Action item –
Each line of the entries below that holds "February" is needed, copied in full.

Document page records
--------
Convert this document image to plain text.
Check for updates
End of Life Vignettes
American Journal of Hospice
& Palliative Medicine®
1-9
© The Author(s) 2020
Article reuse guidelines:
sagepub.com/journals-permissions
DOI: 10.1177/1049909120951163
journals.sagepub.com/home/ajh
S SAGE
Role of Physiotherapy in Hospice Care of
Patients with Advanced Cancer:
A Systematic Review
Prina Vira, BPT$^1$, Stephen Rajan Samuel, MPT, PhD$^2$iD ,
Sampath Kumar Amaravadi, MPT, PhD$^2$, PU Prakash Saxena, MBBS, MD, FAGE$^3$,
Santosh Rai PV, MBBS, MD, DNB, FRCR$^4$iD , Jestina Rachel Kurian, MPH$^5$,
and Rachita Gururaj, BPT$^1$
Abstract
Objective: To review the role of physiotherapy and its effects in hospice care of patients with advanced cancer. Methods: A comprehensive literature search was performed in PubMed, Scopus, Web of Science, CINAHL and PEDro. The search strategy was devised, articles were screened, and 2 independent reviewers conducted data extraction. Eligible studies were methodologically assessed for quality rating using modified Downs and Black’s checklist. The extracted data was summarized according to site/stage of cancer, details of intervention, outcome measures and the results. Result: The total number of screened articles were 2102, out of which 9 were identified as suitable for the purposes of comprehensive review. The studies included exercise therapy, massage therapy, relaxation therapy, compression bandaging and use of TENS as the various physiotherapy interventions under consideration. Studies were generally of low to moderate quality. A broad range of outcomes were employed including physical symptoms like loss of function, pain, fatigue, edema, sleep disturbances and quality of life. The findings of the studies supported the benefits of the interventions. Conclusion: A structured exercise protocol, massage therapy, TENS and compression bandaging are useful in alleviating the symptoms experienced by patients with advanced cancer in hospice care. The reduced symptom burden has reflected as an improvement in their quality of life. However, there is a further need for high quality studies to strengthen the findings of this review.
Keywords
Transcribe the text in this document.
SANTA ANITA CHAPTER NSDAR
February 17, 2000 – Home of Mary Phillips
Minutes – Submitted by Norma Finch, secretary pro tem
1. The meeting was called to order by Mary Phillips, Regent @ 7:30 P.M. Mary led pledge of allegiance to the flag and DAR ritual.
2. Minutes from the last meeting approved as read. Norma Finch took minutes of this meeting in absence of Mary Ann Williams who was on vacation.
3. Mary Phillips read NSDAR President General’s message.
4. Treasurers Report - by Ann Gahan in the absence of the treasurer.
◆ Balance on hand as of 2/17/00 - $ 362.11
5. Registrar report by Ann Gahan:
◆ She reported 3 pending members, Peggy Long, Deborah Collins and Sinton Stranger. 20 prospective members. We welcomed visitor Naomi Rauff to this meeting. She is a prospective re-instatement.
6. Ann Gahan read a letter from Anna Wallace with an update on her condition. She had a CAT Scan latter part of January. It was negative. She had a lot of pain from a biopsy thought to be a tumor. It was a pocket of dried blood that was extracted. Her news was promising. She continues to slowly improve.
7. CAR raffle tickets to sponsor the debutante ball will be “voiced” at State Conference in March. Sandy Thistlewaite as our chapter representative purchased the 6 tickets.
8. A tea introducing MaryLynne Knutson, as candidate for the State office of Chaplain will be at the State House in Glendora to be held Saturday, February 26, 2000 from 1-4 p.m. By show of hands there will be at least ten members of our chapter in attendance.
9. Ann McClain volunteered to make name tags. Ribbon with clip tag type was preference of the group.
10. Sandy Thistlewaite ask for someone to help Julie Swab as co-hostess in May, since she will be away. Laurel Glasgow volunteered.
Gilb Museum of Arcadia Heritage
--------
Solved problem –
February 17, 2000 – Home of Mary Phillips
8. A tea introducing MaryLynne Knutson, as candidate for the State office of Chaplain will be at the State House in Glendora to be held Saturday, February 26, 2000 from 1-4 p.m. By show of hands there will be at least ten members of our chapter in attendance.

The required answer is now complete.